→ Written instruction: Output every entry exactly as written, but omit the pictures.

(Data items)
|---|
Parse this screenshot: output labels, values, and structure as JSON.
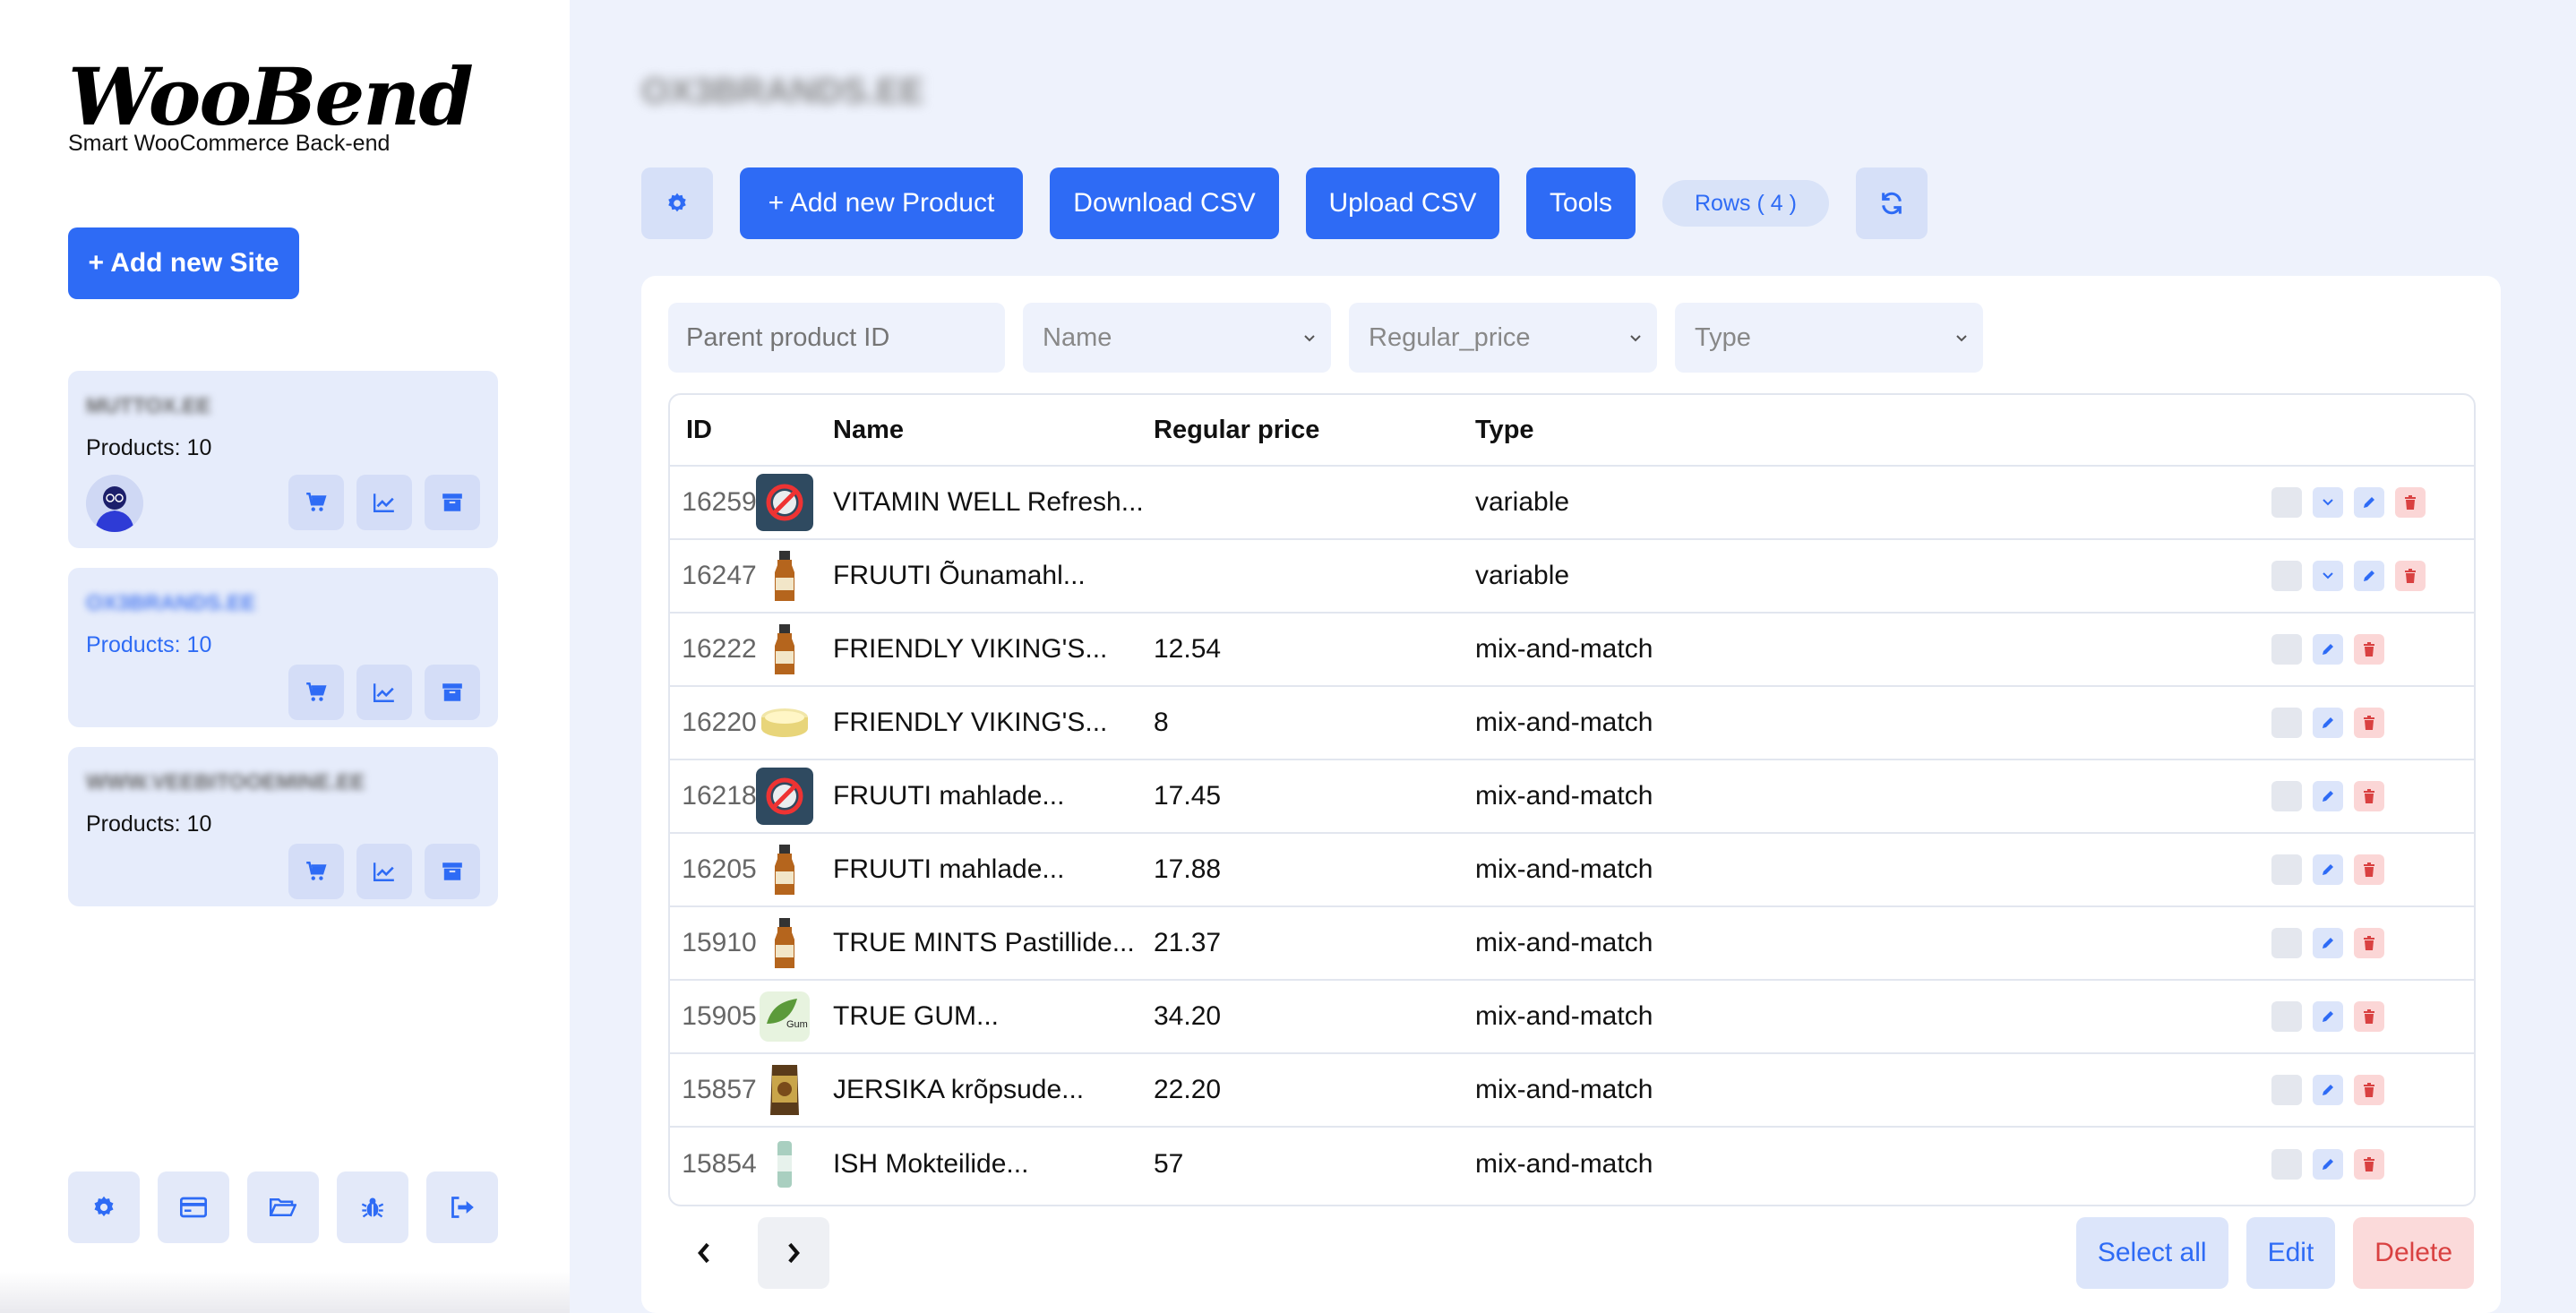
{
  "app": {
    "logo": "WooBend",
    "tagline": "Smart WooCommerce Back-end",
    "add_site_label": "+ Add new Site"
  },
  "sites": [
    {
      "name": "MUTTOX.EE",
      "products": "Products: 10",
      "blue": false
    },
    {
      "name": "OX3BRANDS.EE",
      "products": "Products: 10",
      "blue": true
    },
    {
      "name": "WWW.VEEBITOOEMINE.EE",
      "products": "Products: 10",
      "blue": false
    }
  ],
  "sidebar_bottom_icons": [
    "gear-icon",
    "credit-card-icon",
    "folder-open-icon",
    "bug-icon",
    "logout-icon"
  ],
  "main": {
    "title": "OX3BRANDS.EE",
    "toolbar": {
      "add_product": "+ Add new Product",
      "download_csv": "Download CSV",
      "upload_csv": "Upload CSV",
      "tools": "Tools",
      "rows": "Rows ( 4 )"
    },
    "filters": {
      "search_placeholder": "Parent product ID",
      "name": "Name",
      "price": "Regular_price",
      "type": "Type"
    },
    "table": {
      "headers": {
        "id": "ID",
        "name": "Name",
        "price": "Regular price",
        "type": "Type"
      },
      "rows": [
        {
          "id": "16259",
          "name": "VITAMIN WELL Refresh...",
          "price": "",
          "type": "variable",
          "image": "blocked-image-icon"
        },
        {
          "id": "16247",
          "name": "FRUUTI Õunamahl...",
          "price": "",
          "type": "variable",
          "image": "bottle-icon"
        },
        {
          "id": "16222",
          "name": "FRIENDLY VIKING'S...",
          "price": "12.54",
          "type": "mix-and-match",
          "image": "bottle-icon"
        },
        {
          "id": "16220",
          "name": "FRIENDLY VIKING'S...",
          "price": "8",
          "type": "mix-and-match",
          "image": "tin-icon"
        },
        {
          "id": "16218",
          "name": "FRUUTI mahlade...",
          "price": "17.45",
          "type": "mix-and-match",
          "image": "blocked-image-icon"
        },
        {
          "id": "16205",
          "name": "FRUUTI mahlade...",
          "price": "17.88",
          "type": "mix-and-match",
          "image": "bottle-icon"
        },
        {
          "id": "15910",
          "name": "TRUE MINTS Pastillide...",
          "price": "21.37",
          "type": "mix-and-match",
          "image": "bottle-icon"
        },
        {
          "id": "15905",
          "name": "TRUE GUM...",
          "price": "34.20",
          "type": "mix-and-match",
          "image": "gum-icon"
        },
        {
          "id": "15857",
          "name": "JERSIKA krõpsude...",
          "price": "22.20",
          "type": "mix-and-match",
          "image": "chips-bag-icon"
        },
        {
          "id": "15854",
          "name": "ISH Mokteilide...",
          "price": "57",
          "type": "mix-and-match",
          "image": "can-icon"
        }
      ]
    },
    "bulk": {
      "select_all": "Select all",
      "edit": "Edit",
      "delete": "Delete"
    }
  },
  "colors": {
    "accent": "#2e6bf5",
    "danger": "#d94141",
    "panel": "#eef2fc",
    "site_card": "#e6ecfb"
  }
}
|---|
→ Answer in full:
Parse this screenshot: output labels, values, and structure as JSON.
{
  "app": {
    "logo": "WooBend",
    "tagline": "Smart WooCommerce Back-end",
    "add_site_label": "+ Add new Site"
  },
  "sites": [
    {
      "name": "MUTTOX.EE",
      "products": "Products: 10",
      "blue": false
    },
    {
      "name": "OX3BRANDS.EE",
      "products": "Products: 10",
      "blue": true
    },
    {
      "name": "WWW.VEEBITOOEMINE.EE",
      "products": "Products: 10",
      "blue": false
    }
  ],
  "sidebar_bottom_icons": [
    "gear-icon",
    "credit-card-icon",
    "folder-open-icon",
    "bug-icon",
    "logout-icon"
  ],
  "main": {
    "title": "OX3BRANDS.EE",
    "toolbar": {
      "add_product": "+ Add new Product",
      "download_csv": "Download CSV",
      "upload_csv": "Upload CSV",
      "tools": "Tools",
      "rows": "Rows ( 4 )"
    },
    "filters": {
      "search_placeholder": "Parent product ID",
      "name": "Name",
      "price": "Regular_price",
      "type": "Type"
    },
    "table": {
      "headers": {
        "id": "ID",
        "name": "Name",
        "price": "Regular price",
        "type": "Type"
      },
      "rows": [
        {
          "id": "16259",
          "name": "VITAMIN WELL Refresh...",
          "price": "",
          "type": "variable",
          "image": "blocked-image-icon"
        },
        {
          "id": "16247",
          "name": "FRUUTI Õunamahl...",
          "price": "",
          "type": "variable",
          "image": "bottle-icon"
        },
        {
          "id": "16222",
          "name": "FRIENDLY VIKING'S...",
          "price": "12.54",
          "type": "mix-and-match",
          "image": "bottle-icon"
        },
        {
          "id": "16220",
          "name": "FRIENDLY VIKING'S...",
          "price": "8",
          "type": "mix-and-match",
          "image": "tin-icon"
        },
        {
          "id": "16218",
          "name": "FRUUTI mahlade...",
          "price": "17.45",
          "type": "mix-and-match",
          "image": "blocked-image-icon"
        },
        {
          "id": "16205",
          "name": "FRUUTI mahlade...",
          "price": "17.88",
          "type": "mix-and-match",
          "image": "bottle-icon"
        },
        {
          "id": "15910",
          "name": "TRUE MINTS Pastillide...",
          "price": "21.37",
          "type": "mix-and-match",
          "image": "bottle-icon"
        },
        {
          "id": "15905",
          "name": "TRUE GUM...",
          "price": "34.20",
          "type": "mix-and-match",
          "image": "gum-icon"
        },
        {
          "id": "15857",
          "name": "JERSIKA krõpsude...",
          "price": "22.20",
          "type": "mix-and-match",
          "image": "chips-bag-icon"
        },
        {
          "id": "15854",
          "name": "ISH Mokteilide...",
          "price": "57",
          "type": "mix-and-match",
          "image": "can-icon"
        }
      ]
    },
    "bulk": {
      "select_all": "Select all",
      "edit": "Edit",
      "delete": "Delete"
    }
  },
  "colors": {
    "accent": "#2e6bf5",
    "danger": "#d94141",
    "panel": "#eef2fc",
    "site_card": "#e6ecfb"
  }
}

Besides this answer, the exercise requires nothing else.